*** STORED RECORDS ***
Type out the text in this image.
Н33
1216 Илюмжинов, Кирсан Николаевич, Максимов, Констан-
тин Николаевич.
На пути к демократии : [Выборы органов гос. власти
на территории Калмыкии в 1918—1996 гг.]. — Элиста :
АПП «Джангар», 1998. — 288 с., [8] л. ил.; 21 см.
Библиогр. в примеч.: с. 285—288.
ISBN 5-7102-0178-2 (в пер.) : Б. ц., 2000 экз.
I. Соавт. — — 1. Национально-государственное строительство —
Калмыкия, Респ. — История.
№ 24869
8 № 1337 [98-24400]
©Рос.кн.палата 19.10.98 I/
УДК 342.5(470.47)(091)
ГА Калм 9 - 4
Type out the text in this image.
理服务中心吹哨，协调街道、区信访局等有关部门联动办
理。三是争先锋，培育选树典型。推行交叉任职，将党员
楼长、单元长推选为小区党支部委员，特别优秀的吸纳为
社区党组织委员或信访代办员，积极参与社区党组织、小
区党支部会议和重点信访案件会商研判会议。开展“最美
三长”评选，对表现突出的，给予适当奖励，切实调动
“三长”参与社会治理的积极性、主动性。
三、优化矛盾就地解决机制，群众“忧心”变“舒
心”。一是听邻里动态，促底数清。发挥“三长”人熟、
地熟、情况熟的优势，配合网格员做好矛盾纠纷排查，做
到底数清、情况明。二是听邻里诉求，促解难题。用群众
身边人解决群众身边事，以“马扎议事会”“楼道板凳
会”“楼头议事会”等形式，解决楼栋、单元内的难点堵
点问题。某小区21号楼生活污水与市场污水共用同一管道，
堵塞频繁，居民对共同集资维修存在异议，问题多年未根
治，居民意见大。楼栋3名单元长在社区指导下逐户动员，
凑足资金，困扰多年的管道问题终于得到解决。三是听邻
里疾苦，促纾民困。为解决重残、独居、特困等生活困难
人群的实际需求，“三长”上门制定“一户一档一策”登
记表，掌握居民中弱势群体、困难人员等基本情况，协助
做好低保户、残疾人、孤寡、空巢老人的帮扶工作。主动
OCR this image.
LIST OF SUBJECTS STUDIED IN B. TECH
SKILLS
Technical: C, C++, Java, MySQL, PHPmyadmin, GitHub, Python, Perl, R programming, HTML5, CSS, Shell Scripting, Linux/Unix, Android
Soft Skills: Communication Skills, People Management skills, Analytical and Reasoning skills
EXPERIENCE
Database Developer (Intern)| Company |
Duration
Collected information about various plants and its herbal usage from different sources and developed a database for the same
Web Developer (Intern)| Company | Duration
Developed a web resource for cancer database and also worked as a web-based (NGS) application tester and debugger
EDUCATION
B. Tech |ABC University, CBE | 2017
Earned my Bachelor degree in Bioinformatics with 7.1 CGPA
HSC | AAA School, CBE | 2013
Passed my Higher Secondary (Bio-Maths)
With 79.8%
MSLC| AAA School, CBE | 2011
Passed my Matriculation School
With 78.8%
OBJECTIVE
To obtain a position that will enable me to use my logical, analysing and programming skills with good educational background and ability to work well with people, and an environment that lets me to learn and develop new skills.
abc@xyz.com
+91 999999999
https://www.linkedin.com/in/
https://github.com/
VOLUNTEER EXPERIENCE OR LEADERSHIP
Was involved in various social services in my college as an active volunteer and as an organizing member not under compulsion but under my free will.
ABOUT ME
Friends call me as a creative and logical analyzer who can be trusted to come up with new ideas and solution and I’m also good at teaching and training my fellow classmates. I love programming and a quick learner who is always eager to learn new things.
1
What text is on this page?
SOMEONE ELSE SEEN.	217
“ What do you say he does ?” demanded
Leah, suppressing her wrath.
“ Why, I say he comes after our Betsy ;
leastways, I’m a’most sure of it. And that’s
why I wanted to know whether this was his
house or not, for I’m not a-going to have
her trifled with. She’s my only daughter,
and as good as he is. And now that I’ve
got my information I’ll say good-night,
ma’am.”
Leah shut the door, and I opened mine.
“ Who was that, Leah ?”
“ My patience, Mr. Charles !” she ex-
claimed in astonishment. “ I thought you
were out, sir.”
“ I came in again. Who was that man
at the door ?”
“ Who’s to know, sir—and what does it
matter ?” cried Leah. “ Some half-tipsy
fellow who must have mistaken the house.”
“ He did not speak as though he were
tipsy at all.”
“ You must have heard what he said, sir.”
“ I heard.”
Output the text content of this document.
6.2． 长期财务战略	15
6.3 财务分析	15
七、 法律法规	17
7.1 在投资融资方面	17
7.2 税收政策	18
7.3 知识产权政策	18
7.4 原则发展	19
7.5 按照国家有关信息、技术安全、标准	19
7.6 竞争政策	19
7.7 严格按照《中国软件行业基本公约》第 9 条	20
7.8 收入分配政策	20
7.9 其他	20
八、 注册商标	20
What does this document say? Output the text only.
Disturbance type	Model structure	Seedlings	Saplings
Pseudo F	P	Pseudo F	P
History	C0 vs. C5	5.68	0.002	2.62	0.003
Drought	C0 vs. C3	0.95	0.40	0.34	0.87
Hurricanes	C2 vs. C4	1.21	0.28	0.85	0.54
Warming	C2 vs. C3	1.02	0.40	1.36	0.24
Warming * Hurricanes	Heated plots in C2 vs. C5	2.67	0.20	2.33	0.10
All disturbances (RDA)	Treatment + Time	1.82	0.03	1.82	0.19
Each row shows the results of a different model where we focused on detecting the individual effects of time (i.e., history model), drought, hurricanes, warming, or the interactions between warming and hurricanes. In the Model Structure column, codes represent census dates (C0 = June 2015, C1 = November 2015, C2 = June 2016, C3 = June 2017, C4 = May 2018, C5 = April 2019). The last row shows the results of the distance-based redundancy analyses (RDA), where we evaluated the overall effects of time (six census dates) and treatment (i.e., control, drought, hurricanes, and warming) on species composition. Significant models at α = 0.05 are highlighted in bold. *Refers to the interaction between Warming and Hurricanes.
***
- YOUR TASK: The answer is the number of lines in the preceding material that hold "have"; write that number and nothing else.

- SOLUTION TO THE EXERCISE: 3